### TASK OBJECTIVE
Reproduce each line from the records that holds "speaker".

# START OF INPUT DATA

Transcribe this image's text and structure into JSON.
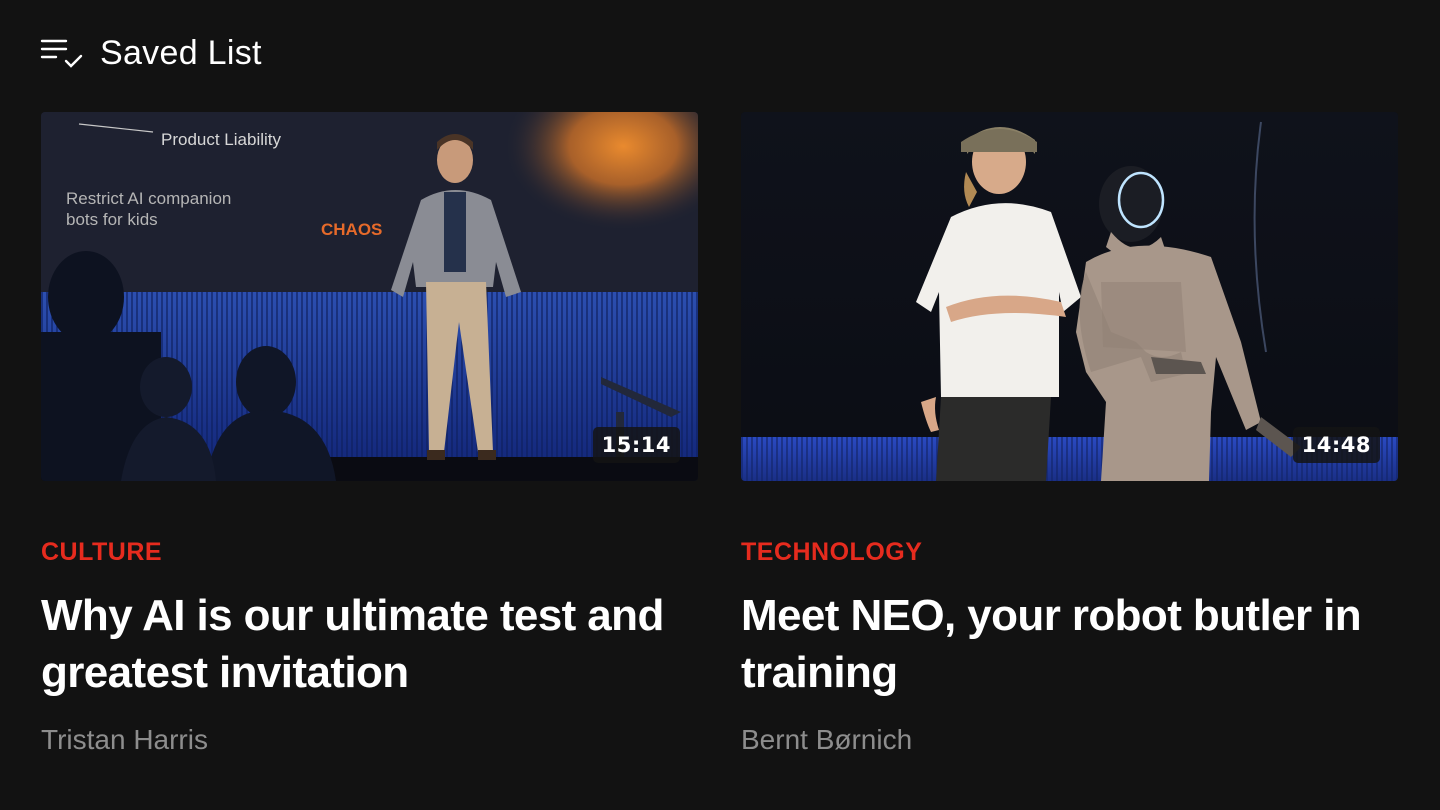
{
  "header": {
    "title": "Saved List",
    "icon": "playlist-check-icon"
  },
  "talks": [
    {
      "category": "CULTURE",
      "title": "Why AI is our ultimate test and greatest invitation",
      "speaker": "Tristan Harris",
      "duration": "15:14",
      "slide_text": {
        "line1": "Product Liability",
        "line2a": "Restrict AI companion",
        "line2b": "bots for kids",
        "word": "CHAOS"
      }
    },
    {
      "category": "TECHNOLOGY",
      "title": "Meet NEO, your robot butler in training",
      "speaker": "Bernt Børnich",
      "duration": "14:48"
    }
  ],
  "colors": {
    "background": "#121212",
    "accent": "#e62b1e",
    "secondary_text": "#8d8d8d"
  }
}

# END OF INPUT DATA

### CORRECT OUTPUT
      "speaker": "Tristan Harris",
      "speaker": "Bernt Børnich",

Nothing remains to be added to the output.